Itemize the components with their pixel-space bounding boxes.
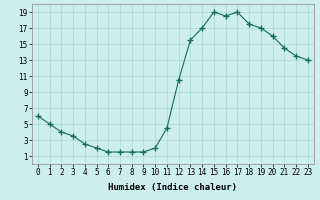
X-axis label: Humidex (Indice chaleur): Humidex (Indice chaleur) [108,183,237,192]
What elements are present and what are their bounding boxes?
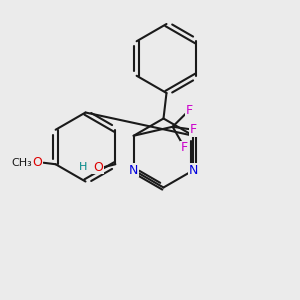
Text: CH₃: CH₃ <box>11 158 32 168</box>
Text: N: N <box>189 164 198 177</box>
Text: F: F <box>181 141 188 154</box>
Text: F: F <box>186 104 193 117</box>
Text: F: F <box>190 123 197 136</box>
Text: O: O <box>32 156 42 169</box>
Text: O: O <box>93 161 103 174</box>
Text: N: N <box>129 164 138 177</box>
Text: H: H <box>79 162 87 172</box>
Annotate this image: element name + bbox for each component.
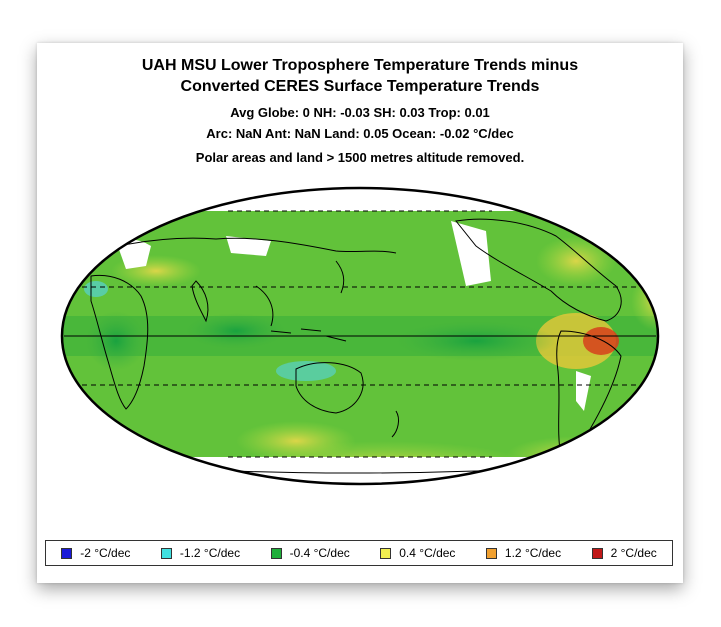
legend-item: -1.2 °C/dec: [160, 546, 241, 560]
note-line: Polar areas and land > 1500 metres altit…: [195, 150, 525, 165]
legend-label: 2 °C/dec: [610, 546, 657, 560]
stats-line-2: Arc: NaN Ant: NaN Land: 0.05 Ocean: -0.0…: [206, 126, 514, 141]
legend-swatch: [160, 547, 172, 559]
legend-item: 2 °C/dec: [591, 546, 657, 560]
legend-swatch: [485, 547, 497, 559]
legend-item: 0.4 °C/dec: [380, 546, 455, 560]
chart-title-line-2: Converted CERES Surface Temperature Tren…: [180, 78, 540, 95]
graticule: [64, 210, 656, 458]
legend-swatch: [270, 547, 282, 559]
legend-label: 0.4 °C/dec: [399, 546, 456, 560]
figure-panel: UAH MSU Lower Troposphere Temperature Tr…: [37, 43, 683, 583]
legend-swatch: [61, 547, 73, 559]
legend-label: -2 °C/dec: [80, 546, 131, 560]
legend: -2 °C/dec -1.2 °C/dec -0.4 °C/dec 0.4 °C…: [45, 540, 673, 566]
legend-swatch: [380, 547, 392, 559]
map-outline: [60, 186, 660, 486]
legend-label: 1.2 °C/dec: [504, 546, 562, 560]
legend-swatch: [591, 547, 603, 559]
legend-label: -0.4 °C/dec: [289, 546, 350, 560]
stats-line-1: Avg Globe: 0 NH: -0.03 SH: 0.03 Trop: 0.…: [230, 105, 490, 120]
legend-item: -0.4 °C/dec: [270, 546, 350, 560]
chart-title-line-1: UAH MSU Lower Troposphere Temperature Tr…: [141, 57, 579, 74]
legend-item: -2 °C/dec: [61, 546, 130, 560]
legend-label: -1.2 °C/dec: [179, 546, 241, 560]
world-map: [60, 186, 660, 486]
legend-item: 1.2 °C/dec: [485, 546, 562, 560]
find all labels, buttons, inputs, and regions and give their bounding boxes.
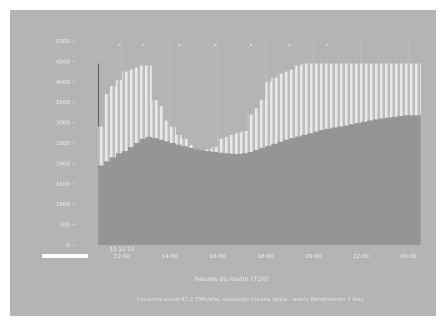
y-tick-label: 2000 bbox=[56, 161, 70, 167]
y-tick-mark bbox=[73, 122, 75, 124]
y-tick-mark bbox=[73, 183, 75, 185]
y-tick-label: 4000 bbox=[56, 80, 70, 86]
y-tick-mark bbox=[73, 244, 75, 246]
series-area-1 bbox=[98, 115, 421, 245]
x-sub-label: 11 12 13 bbox=[110, 247, 135, 253]
y-tick-mark bbox=[73, 142, 75, 144]
top-tick bbox=[118, 44, 121, 46]
y-tick-label: 3000 bbox=[56, 121, 70, 127]
area-chart: 0 500 1000 1500 2000 2500 3000 3500 4000 4500 5000… bbox=[42, 38, 421, 303]
chart-caption: Consumo anual 47.2 TWh/año, evolución ho… bbox=[137, 296, 364, 303]
x-axis-title: heures du matin (TUV) bbox=[195, 275, 269, 283]
x-tick-label: 18:00 bbox=[257, 254, 273, 260]
legend-swatch bbox=[42, 254, 88, 258]
x-tick-label: 22:00 bbox=[353, 254, 369, 260]
x-tick-label: 14:00 bbox=[162, 254, 178, 260]
y-tick-label: 500 bbox=[60, 223, 71, 229]
labels: heures du matin (TUV) Consumo anual 47.2… bbox=[110, 247, 418, 303]
y-tick-mark bbox=[73, 60, 75, 62]
y-tick-mark bbox=[73, 162, 75, 164]
x-tick-label: 00:00 bbox=[401, 254, 417, 260]
x-tick-label: 12:00 bbox=[114, 254, 130, 260]
top-tick bbox=[288, 44, 291, 46]
y-tick-mark bbox=[73, 203, 75, 205]
top-tick bbox=[250, 44, 253, 46]
y-tick-label: 5000 bbox=[56, 39, 70, 45]
y-tick-label: 3500 bbox=[56, 100, 70, 106]
x-tick-label: 20:00 bbox=[305, 254, 321, 260]
y-tick-label: 2500 bbox=[56, 141, 70, 147]
top-tick bbox=[326, 44, 329, 46]
y-tick-mark bbox=[73, 81, 75, 83]
top-tick bbox=[214, 44, 217, 46]
x-tick-label: 16:00 bbox=[210, 254, 226, 260]
top-tick bbox=[142, 44, 145, 46]
y-tick-mark bbox=[73, 40, 75, 42]
y-tick-label: 1500 bbox=[56, 182, 70, 188]
axes: 0 500 1000 1500 2000 2500 3000 3500 4000 4500 5000 bbox=[42, 39, 329, 258]
y-tick-label: 0 bbox=[67, 243, 71, 249]
top-tick bbox=[178, 44, 181, 46]
chart-panel: 0 500 1000 1500 2000 2500 3000 3500 4000 4500 5000… bbox=[10, 10, 436, 316]
y-tick-mark bbox=[73, 224, 75, 226]
series-layer bbox=[98, 63, 421, 245]
y-tick-mark bbox=[73, 101, 75, 103]
y-tick-label: 4500 bbox=[56, 59, 70, 65]
y-tick-label: 1000 bbox=[56, 202, 70, 208]
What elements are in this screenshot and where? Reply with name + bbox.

* * *

Your task: Select every line of the records that contains the word "Lower", matching case exactly.

Result:
figure-panel: UAH MSU Lower Troposphere Temperature Tr…: [37, 43, 683, 583]
chart-title-line-1: UAH MSU Lower Troposphere Temperature Tr…: [141, 57, 579, 74]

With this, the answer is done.